EXERCISE DIRECTIONS: Count how many lines of the data below contain the string "Search"; the reply should be that number alone.

════

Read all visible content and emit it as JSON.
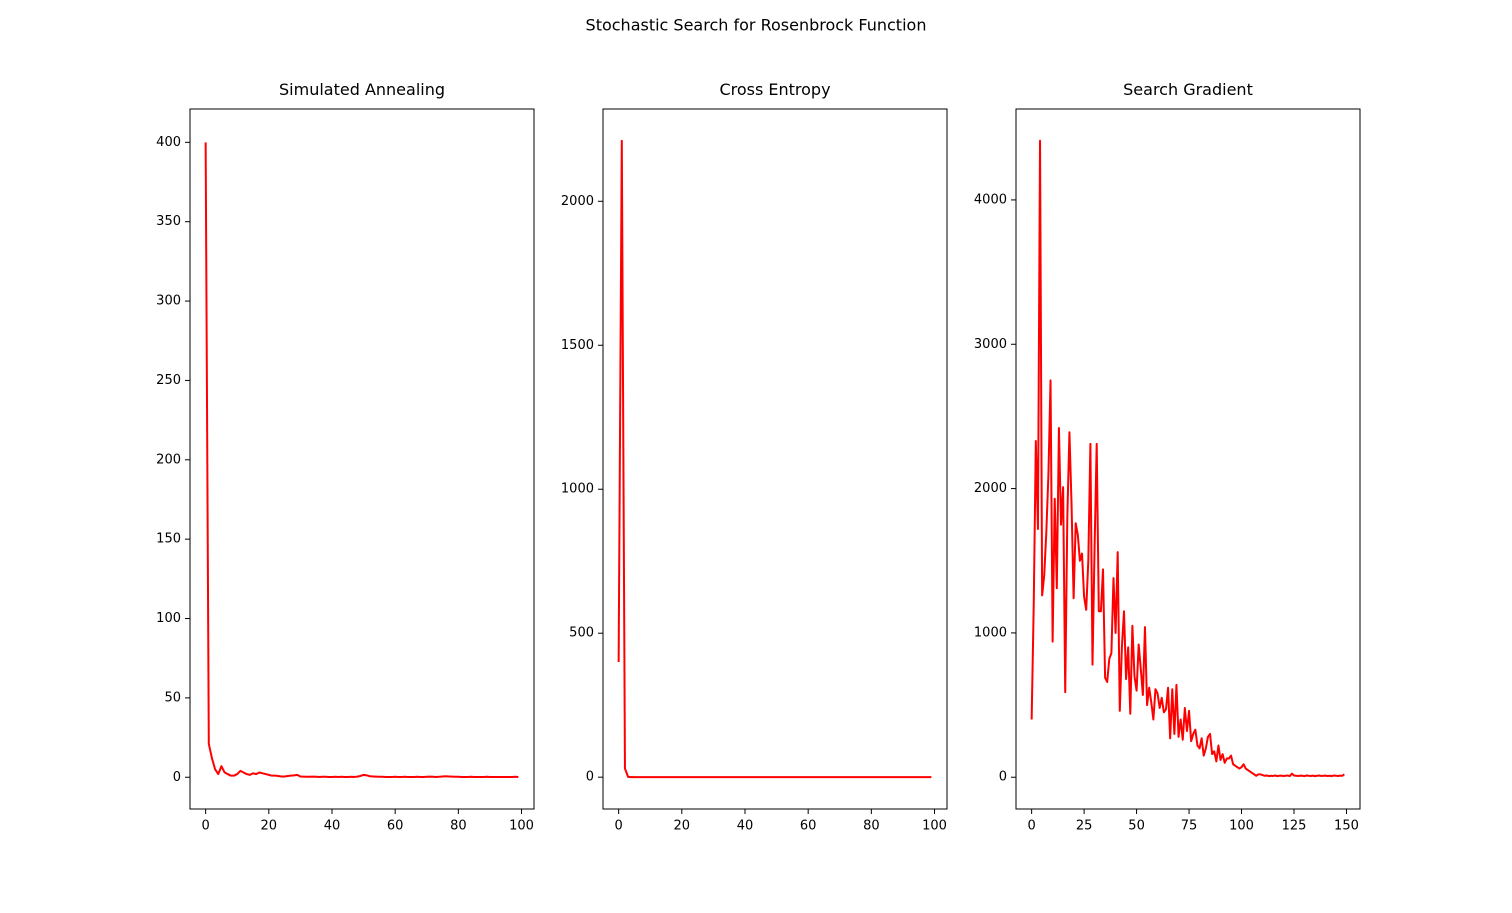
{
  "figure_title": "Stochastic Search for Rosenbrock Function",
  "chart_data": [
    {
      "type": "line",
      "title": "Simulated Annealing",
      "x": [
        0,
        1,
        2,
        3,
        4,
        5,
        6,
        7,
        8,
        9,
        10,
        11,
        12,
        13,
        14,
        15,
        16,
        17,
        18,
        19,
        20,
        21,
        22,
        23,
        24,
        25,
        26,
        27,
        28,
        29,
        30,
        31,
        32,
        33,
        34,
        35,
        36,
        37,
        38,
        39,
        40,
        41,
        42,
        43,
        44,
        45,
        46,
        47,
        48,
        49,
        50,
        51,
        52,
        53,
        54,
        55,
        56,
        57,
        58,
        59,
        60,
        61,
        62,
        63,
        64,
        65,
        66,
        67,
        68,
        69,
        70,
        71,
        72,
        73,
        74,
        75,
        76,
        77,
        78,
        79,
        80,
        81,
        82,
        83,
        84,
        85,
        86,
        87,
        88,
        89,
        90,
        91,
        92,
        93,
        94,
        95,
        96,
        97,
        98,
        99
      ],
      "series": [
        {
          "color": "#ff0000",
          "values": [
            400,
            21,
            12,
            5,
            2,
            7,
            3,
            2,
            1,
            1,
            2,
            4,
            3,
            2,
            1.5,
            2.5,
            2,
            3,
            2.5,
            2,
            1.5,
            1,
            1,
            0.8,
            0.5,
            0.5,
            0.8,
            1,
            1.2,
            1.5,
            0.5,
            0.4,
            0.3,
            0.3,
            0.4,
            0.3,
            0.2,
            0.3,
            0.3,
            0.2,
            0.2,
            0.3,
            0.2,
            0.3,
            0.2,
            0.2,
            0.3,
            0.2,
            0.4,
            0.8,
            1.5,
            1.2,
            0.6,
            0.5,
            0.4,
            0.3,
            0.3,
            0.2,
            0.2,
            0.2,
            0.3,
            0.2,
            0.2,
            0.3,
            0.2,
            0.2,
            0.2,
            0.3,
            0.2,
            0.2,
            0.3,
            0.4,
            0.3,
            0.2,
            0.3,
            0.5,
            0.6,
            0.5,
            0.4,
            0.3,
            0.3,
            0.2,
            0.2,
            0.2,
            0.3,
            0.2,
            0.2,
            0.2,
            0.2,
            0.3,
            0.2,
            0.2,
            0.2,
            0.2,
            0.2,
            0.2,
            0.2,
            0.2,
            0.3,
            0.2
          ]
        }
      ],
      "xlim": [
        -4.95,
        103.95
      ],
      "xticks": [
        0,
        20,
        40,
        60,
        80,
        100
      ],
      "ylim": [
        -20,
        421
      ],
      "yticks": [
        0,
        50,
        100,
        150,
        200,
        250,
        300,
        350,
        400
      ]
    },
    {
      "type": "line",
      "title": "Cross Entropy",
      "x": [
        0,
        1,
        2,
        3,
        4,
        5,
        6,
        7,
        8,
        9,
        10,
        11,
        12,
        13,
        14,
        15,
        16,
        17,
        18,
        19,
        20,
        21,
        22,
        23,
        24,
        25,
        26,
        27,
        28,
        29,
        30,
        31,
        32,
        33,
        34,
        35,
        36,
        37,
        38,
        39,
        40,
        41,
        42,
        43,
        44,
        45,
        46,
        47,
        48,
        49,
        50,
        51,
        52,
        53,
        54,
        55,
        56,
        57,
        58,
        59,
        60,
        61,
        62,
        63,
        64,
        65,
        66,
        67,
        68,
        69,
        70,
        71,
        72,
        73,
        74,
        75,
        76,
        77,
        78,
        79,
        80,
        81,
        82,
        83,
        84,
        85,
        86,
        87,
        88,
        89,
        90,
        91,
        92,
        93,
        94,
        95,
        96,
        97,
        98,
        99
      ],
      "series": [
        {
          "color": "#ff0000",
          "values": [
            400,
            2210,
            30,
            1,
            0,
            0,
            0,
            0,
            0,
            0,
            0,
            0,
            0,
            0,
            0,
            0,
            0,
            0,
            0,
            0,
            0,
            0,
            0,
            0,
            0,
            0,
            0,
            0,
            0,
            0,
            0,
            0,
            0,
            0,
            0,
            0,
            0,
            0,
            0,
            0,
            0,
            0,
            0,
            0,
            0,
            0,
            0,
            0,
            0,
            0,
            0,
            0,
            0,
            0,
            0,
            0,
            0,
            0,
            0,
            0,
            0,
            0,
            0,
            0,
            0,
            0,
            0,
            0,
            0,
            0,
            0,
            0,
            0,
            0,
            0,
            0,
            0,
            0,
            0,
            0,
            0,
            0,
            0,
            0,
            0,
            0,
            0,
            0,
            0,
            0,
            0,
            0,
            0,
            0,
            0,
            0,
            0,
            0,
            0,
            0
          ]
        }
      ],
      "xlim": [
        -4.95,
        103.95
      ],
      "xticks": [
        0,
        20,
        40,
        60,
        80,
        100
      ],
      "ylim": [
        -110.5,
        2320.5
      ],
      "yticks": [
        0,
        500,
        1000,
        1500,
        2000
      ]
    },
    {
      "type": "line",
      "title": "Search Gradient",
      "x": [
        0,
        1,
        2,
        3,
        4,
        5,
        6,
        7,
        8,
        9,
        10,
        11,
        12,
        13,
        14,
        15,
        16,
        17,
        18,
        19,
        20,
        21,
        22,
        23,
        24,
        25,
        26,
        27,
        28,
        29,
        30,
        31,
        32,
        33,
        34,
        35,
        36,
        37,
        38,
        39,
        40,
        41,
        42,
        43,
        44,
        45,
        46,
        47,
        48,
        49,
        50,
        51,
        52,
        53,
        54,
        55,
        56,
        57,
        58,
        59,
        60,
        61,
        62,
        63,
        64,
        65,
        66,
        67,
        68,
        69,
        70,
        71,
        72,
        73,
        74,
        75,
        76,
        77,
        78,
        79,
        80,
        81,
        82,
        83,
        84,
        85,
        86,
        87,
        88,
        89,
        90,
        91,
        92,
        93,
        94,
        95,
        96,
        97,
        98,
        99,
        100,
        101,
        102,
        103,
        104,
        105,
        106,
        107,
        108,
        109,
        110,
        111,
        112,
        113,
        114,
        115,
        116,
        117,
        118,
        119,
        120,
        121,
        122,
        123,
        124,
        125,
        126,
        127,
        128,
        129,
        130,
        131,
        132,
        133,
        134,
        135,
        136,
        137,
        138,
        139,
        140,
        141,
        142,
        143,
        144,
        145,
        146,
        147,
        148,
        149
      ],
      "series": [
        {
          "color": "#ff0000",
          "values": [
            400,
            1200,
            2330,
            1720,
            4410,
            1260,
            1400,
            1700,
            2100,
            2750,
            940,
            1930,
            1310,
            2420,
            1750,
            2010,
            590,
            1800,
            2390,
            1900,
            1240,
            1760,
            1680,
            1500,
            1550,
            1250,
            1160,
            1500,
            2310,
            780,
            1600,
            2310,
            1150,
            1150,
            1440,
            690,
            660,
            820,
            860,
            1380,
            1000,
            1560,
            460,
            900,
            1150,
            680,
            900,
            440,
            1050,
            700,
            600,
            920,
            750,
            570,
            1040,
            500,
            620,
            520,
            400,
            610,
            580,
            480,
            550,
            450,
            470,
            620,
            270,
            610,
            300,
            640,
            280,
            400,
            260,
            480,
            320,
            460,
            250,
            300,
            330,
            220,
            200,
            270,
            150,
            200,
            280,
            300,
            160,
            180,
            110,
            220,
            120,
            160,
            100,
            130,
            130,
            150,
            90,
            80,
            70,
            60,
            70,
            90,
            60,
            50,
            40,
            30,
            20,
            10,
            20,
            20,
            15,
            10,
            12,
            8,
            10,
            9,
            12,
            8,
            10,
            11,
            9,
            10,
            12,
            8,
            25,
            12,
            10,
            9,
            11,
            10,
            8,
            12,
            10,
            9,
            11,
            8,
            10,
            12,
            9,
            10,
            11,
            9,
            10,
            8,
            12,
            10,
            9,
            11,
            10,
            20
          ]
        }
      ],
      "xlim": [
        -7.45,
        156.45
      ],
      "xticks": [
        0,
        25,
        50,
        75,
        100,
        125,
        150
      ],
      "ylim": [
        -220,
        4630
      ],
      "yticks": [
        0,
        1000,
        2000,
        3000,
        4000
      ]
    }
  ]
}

════

FINAL ANSWER: 2